THE PROBLEM: Every record below should be printed exactly as given.

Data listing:
———
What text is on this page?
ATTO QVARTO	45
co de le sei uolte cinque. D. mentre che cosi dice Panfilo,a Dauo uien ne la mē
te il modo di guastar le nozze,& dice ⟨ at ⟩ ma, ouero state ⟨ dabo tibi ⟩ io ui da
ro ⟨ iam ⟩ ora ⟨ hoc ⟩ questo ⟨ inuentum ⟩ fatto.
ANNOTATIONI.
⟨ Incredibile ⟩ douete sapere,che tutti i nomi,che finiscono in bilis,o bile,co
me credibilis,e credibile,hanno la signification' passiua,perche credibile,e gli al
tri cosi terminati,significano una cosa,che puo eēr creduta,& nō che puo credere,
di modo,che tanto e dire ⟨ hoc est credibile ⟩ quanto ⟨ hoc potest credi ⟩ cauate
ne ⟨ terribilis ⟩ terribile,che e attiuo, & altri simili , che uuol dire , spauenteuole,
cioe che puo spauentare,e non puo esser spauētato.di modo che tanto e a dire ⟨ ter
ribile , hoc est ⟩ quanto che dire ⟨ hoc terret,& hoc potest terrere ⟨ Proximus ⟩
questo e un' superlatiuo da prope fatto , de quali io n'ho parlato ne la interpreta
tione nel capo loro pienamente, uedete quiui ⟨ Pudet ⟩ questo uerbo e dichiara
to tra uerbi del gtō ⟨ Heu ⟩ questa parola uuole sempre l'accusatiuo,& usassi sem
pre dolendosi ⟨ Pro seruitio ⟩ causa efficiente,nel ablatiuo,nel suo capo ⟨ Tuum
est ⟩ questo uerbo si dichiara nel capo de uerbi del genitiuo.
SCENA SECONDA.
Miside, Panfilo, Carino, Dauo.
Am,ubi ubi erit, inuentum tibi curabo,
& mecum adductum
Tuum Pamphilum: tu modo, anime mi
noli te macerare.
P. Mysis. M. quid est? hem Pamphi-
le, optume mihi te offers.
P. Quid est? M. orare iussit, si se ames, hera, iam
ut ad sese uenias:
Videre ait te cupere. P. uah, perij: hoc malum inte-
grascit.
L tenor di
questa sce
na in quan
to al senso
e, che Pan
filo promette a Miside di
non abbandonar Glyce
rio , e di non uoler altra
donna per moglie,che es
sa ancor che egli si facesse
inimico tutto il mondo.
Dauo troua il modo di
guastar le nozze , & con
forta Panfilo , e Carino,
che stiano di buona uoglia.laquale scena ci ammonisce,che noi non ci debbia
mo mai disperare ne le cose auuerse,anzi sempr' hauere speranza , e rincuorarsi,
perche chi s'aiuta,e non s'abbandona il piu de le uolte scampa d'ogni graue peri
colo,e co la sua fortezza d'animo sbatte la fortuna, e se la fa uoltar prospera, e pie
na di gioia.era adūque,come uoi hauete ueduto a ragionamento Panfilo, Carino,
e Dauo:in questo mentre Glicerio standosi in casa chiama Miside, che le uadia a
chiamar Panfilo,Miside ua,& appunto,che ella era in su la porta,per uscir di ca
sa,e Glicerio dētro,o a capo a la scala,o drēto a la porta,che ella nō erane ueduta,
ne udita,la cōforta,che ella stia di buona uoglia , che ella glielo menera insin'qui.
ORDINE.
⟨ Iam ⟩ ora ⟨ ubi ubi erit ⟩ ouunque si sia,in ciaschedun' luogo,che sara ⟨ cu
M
———
REPLY TO THE TASK:
What text is on this page?
ATTO QVARTO	45
co de le sei uolte cinque. D. mentre che cosi dice Panfilo,a Dauo uien ne la mē
te il modo di guastar le nozze,& dice ⟨ at ⟩ ma, ouero state ⟨ dabo tibi ⟩ io ui da
ro ⟨ iam ⟩ ora ⟨ hoc ⟩ questo ⟨ inuentum ⟩ fatto.
ANNOTATIONI.
⟨ Incredibile ⟩ douete sapere,che tutti i nomi,che finiscono in bilis,o bile,co
me credibilis,e credibile,hanno la signification' passiua,perche credibile,e gli al
tri cosi terminati,significano una cosa,che puo eēr creduta,& nō che puo credere,
di modo,che tanto e dire ⟨ hoc est credibile ⟩ quanto ⟨ hoc potest credi ⟩ cauate
ne ⟨ terribilis ⟩ terribile,che e attiuo, & altri simili , che uuol dire , spauenteuole,
cioe che puo spauentare,e non puo esser spauētato.di modo che tanto e a dire ⟨ ter
ribile , hoc est ⟩ quanto che dire ⟨ hoc terret,& hoc potest terrere ⟨ Proximus ⟩
questo e un' superlatiuo da prope fatto , de quali io n'ho parlato ne la interpreta
tione nel capo loro pienamente, uedete quiui ⟨ Pudet ⟩ questo uerbo e dichiara
to tra uerbi del gtō ⟨ Heu ⟩ questa parola uuole sempre l'accusatiuo,& usassi sem
pre dolendosi ⟨ Pro seruitio ⟩ causa efficiente,nel ablatiuo,nel suo capo ⟨ Tuum
est ⟩ questo uerbo si dichiara nel capo de uerbi del genitiuo.
SCENA SECONDA.
Miside, Panfilo, Carino, Dauo.
Am,ubi ubi erit, inuentum tibi curabo,
& mecum adductum
Tuum Pamphilum: tu modo, anime mi
noli te macerare.
P. Mysis. M. quid est? hem Pamphi-
le, optume mihi te offers.
P. Quid est? M. orare iussit, si se ames, hera, iam
ut ad sese uenias:
Videre ait te cupere. P. uah, perij: hoc malum inte-
grascit.
L tenor di
questa sce
na in quan
to al senso
e, che Pan
filo promette a Miside di
non abbandonar Glyce
rio , e di non uoler altra
donna per moglie,che es
sa ancor che egli si facesse
inimico tutto il mondo.
Dauo troua il modo di
guastar le nozze , & con
forta Panfilo , e Carino,
che stiano di buona uoglia.laquale scena ci ammonisce,che noi non ci debbia
mo mai disperare ne le cose auuerse,anzi sempr' hauere speranza , e rincuorarsi,
perche chi s'aiuta,e non s'abbandona il piu de le uolte scampa d'ogni graue peri
colo,e co la sua fortezza d'animo sbatte la fortuna, e se la fa uoltar prospera, e pie
na di gioia.era adūque,come uoi hauete ueduto a ragionamento Panfilo, Carino,
e Dauo:in questo mentre Glicerio standosi in casa chiama Miside, che le uadia a
chiamar Panfilo,Miside ua,& appunto,che ella era in su la porta,per uscir di ca
sa,e Glicerio dētro,o a capo a la scala,o drēto a la porta,che ella nō erane ueduta,
ne udita,la cōforta,che ella stia di buona uoglia , che ella glielo menera insin'qui.
ORDINE.
⟨ Iam ⟩ ora ⟨ ubi ubi erit ⟩ ouunque si sia,in ciaschedun' luogo,che sara ⟨ cu
M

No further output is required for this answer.